§ **Work to be completed**
Search the data below for the word "Product" and copy each line that holds it.

§ **Saved data entries**

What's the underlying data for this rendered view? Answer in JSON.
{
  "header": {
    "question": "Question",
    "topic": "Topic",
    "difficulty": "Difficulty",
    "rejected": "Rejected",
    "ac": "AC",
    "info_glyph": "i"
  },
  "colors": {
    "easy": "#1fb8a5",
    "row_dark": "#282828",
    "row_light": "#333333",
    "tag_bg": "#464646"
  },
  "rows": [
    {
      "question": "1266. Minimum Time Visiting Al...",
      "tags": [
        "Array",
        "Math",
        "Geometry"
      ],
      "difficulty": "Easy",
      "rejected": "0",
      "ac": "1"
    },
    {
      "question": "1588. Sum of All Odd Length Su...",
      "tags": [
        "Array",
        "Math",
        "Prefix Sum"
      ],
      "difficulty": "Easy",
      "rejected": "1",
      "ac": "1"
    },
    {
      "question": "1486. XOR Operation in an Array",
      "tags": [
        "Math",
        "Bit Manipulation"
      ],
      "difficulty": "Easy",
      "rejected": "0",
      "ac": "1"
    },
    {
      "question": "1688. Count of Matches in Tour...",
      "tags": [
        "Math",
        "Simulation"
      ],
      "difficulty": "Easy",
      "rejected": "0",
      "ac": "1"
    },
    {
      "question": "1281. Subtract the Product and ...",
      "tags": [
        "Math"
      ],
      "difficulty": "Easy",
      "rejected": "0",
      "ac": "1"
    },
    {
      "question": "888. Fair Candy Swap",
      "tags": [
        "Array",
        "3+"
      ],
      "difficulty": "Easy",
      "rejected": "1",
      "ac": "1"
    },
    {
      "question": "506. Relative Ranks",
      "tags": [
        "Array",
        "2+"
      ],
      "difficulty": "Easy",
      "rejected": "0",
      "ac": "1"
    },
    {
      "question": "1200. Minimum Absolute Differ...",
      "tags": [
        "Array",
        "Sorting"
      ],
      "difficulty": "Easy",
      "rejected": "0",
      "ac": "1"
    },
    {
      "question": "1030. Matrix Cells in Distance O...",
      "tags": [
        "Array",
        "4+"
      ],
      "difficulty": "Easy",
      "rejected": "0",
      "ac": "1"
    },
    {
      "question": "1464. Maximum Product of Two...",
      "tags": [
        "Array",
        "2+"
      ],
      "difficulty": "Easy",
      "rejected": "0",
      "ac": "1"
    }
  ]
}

§ **Reply**
      "question": "1281. Subtract the Product and ...",
      "question": "1464. Maximum Product of Two...",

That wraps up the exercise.